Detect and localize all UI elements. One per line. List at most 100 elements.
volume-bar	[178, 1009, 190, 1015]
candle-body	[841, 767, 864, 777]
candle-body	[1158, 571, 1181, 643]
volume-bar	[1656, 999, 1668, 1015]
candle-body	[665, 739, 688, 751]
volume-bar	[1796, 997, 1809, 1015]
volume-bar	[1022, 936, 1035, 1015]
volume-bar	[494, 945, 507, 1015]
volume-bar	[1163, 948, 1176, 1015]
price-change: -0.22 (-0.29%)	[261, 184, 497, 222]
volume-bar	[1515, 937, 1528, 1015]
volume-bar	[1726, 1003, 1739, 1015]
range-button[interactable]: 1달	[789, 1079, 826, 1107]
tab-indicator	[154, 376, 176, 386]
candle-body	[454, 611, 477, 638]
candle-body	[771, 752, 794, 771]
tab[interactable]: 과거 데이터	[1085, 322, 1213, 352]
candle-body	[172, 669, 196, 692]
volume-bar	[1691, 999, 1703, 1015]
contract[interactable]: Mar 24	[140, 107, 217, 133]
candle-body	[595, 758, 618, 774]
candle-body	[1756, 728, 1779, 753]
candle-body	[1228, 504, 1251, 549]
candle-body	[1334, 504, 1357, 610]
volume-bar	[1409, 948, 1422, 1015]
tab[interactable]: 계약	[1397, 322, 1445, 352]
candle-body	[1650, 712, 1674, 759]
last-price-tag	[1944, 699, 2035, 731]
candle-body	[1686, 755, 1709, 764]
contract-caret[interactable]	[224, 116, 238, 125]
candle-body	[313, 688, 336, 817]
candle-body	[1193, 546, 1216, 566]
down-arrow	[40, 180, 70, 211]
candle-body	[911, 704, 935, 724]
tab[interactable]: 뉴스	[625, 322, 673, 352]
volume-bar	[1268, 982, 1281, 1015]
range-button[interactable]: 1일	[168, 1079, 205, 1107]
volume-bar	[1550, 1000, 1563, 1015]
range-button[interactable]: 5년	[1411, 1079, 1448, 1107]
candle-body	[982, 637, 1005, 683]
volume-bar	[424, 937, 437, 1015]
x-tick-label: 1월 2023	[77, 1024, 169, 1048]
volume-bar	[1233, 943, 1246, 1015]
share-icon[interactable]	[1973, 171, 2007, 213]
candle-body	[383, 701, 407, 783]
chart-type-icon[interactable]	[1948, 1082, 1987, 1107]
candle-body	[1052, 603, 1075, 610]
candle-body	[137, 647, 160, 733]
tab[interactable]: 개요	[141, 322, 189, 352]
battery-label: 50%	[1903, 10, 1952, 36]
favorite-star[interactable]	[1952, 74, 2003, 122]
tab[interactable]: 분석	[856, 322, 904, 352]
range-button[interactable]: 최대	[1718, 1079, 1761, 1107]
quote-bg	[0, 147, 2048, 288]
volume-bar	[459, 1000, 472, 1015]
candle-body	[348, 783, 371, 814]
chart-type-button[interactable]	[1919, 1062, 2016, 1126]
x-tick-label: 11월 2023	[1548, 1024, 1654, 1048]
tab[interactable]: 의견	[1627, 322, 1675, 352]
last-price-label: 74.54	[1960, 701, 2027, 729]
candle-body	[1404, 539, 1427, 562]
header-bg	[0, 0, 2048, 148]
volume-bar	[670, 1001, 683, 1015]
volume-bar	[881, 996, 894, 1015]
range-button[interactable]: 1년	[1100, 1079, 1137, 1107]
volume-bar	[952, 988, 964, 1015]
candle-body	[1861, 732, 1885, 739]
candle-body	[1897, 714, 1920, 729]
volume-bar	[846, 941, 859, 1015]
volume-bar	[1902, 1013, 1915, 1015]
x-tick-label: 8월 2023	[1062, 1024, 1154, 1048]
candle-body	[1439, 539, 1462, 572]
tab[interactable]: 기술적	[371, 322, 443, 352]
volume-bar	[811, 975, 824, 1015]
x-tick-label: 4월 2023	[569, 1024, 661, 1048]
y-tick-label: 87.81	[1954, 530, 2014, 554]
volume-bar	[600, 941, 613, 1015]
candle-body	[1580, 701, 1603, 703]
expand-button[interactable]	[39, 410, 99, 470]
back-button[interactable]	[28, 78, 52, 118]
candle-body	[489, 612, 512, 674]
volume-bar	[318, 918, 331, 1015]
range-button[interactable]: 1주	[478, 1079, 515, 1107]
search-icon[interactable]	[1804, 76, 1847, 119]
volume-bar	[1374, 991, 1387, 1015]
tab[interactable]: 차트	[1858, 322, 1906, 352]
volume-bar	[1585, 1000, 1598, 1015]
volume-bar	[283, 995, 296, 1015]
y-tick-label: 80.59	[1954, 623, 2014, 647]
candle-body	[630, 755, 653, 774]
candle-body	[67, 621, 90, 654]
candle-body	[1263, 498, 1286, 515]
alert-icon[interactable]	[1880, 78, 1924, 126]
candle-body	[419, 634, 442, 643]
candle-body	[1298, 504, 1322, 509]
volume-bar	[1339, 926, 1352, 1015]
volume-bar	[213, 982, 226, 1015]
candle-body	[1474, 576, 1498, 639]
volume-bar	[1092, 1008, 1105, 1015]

---

> _Exercise description_: Could you reproduce all of the rows above with "Detect" replaced by "Identify" and every other part left unchanged?

> _The solution_:
Identify and localize all UI elements. One per line. List at most 100 elements.
volume-bar	[178, 1009, 190, 1015]
candle-body	[841, 767, 864, 777]
candle-body	[1158, 571, 1181, 643]
volume-bar	[1656, 999, 1668, 1015]
candle-body	[665, 739, 688, 751]
volume-bar	[1796, 997, 1809, 1015]
volume-bar	[1022, 936, 1035, 1015]
volume-bar	[494, 945, 507, 1015]
volume-bar	[1163, 948, 1176, 1015]
price-change: -0.22 (-0.29%)	[261, 184, 497, 222]
volume-bar	[1515, 937, 1528, 1015]
volume-bar	[1726, 1003, 1739, 1015]
range-button[interactable]: 1달	[789, 1079, 826, 1107]
tab-indicator	[154, 376, 176, 386]
candle-body	[454, 611, 477, 638]
candle-body	[771, 752, 794, 771]
tab[interactable]: 과거 데이터	[1085, 322, 1213, 352]
candle-body	[172, 669, 196, 692]
volume-bar	[1691, 999, 1703, 1015]
contract[interactable]: Mar 24	[140, 107, 217, 133]
candle-body	[595, 758, 618, 774]
candle-body	[1756, 728, 1779, 753]
candle-body	[1228, 504, 1251, 549]
candle-body	[1334, 504, 1357, 610]
volume-bar	[1409, 948, 1422, 1015]
tab[interactable]: 계약	[1397, 322, 1445, 352]
candle-body	[1650, 712, 1674, 759]
last-price-tag	[1944, 699, 2035, 731]
candle-body	[1686, 755, 1709, 764]
contract-caret[interactable]	[224, 116, 238, 125]
candle-body	[313, 688, 336, 817]
candle-body	[1193, 546, 1216, 566]
down-arrow	[40, 180, 70, 211]
candle-body	[911, 704, 935, 724]
tab[interactable]: 뉴스	[625, 322, 673, 352]
volume-bar	[1268, 982, 1281, 1015]
range-button[interactable]: 1일	[168, 1079, 205, 1107]
volume-bar	[1550, 1000, 1563, 1015]
range-button[interactable]: 5년	[1411, 1079, 1448, 1107]
candle-body	[982, 637, 1005, 683]
volume-bar	[424, 937, 437, 1015]
x-tick-label: 1월 2023	[77, 1024, 169, 1048]
volume-bar	[1233, 943, 1246, 1015]
share-icon[interactable]	[1973, 171, 2007, 213]
candle-body	[383, 701, 407, 783]
chart-type-icon[interactable]	[1948, 1082, 1987, 1107]
candle-body	[1052, 603, 1075, 610]
candle-body	[137, 647, 160, 733]
tab[interactable]: 개요	[141, 322, 189, 352]
battery-label: 50%	[1903, 10, 1952, 36]
favorite-star[interactable]	[1952, 74, 2003, 122]
tab[interactable]: 분석	[856, 322, 904, 352]
range-button[interactable]: 최대	[1718, 1079, 1761, 1107]
quote-bg	[0, 147, 2048, 288]
volume-bar	[459, 1000, 472, 1015]
candle-body	[348, 783, 371, 814]
chart-type-button[interactable]	[1919, 1062, 2016, 1126]
x-tick-label: 11월 2023	[1548, 1024, 1654, 1048]
tab[interactable]: 의견	[1627, 322, 1675, 352]
last-price-label: 74.54	[1960, 701, 2027, 729]
candle-body	[1404, 539, 1427, 562]
header-bg	[0, 0, 2048, 148]
volume-bar	[670, 1001, 683, 1015]
volume-bar	[881, 996, 894, 1015]
range-button[interactable]: 1년	[1100, 1079, 1137, 1107]
volume-bar	[952, 988, 964, 1015]
candle-body	[1861, 732, 1885, 739]
candle-body	[1897, 714, 1920, 729]
volume-bar	[846, 941, 859, 1015]
volume-bar	[1902, 1013, 1915, 1015]
x-tick-label: 8월 2023	[1062, 1024, 1154, 1048]
candle-body	[1439, 539, 1462, 572]
tab[interactable]: 기술적	[371, 322, 443, 352]
volume-bar	[811, 975, 824, 1015]
x-tick-label: 4월 2023	[569, 1024, 661, 1048]
y-tick-label: 87.81	[1954, 530, 2014, 554]
volume-bar	[600, 941, 613, 1015]
candle-body	[1580, 701, 1603, 703]
expand-button[interactable]	[39, 410, 99, 470]
back-button[interactable]	[28, 78, 52, 118]
candle-body	[489, 612, 512, 674]
volume-bar	[318, 918, 331, 1015]
range-button[interactable]: 1주	[478, 1079, 515, 1107]
search-icon[interactable]	[1804, 76, 1847, 119]
volume-bar	[1374, 991, 1387, 1015]
tab[interactable]: 차트	[1858, 322, 1906, 352]
volume-bar	[1585, 1000, 1598, 1015]
volume-bar	[283, 995, 296, 1015]
y-tick-label: 80.59	[1954, 623, 2014, 647]
candle-body	[630, 755, 653, 774]
candle-body	[67, 621, 90, 654]
candle-body	[1263, 498, 1286, 515]
alert-icon[interactable]	[1880, 78, 1924, 126]
candle-body	[419, 634, 442, 643]
candle-body	[1298, 504, 1322, 509]
volume-bar	[1339, 926, 1352, 1015]
volume-bar	[213, 982, 226, 1015]
candle-body	[1474, 576, 1498, 639]
volume-bar	[1092, 1008, 1105, 1015]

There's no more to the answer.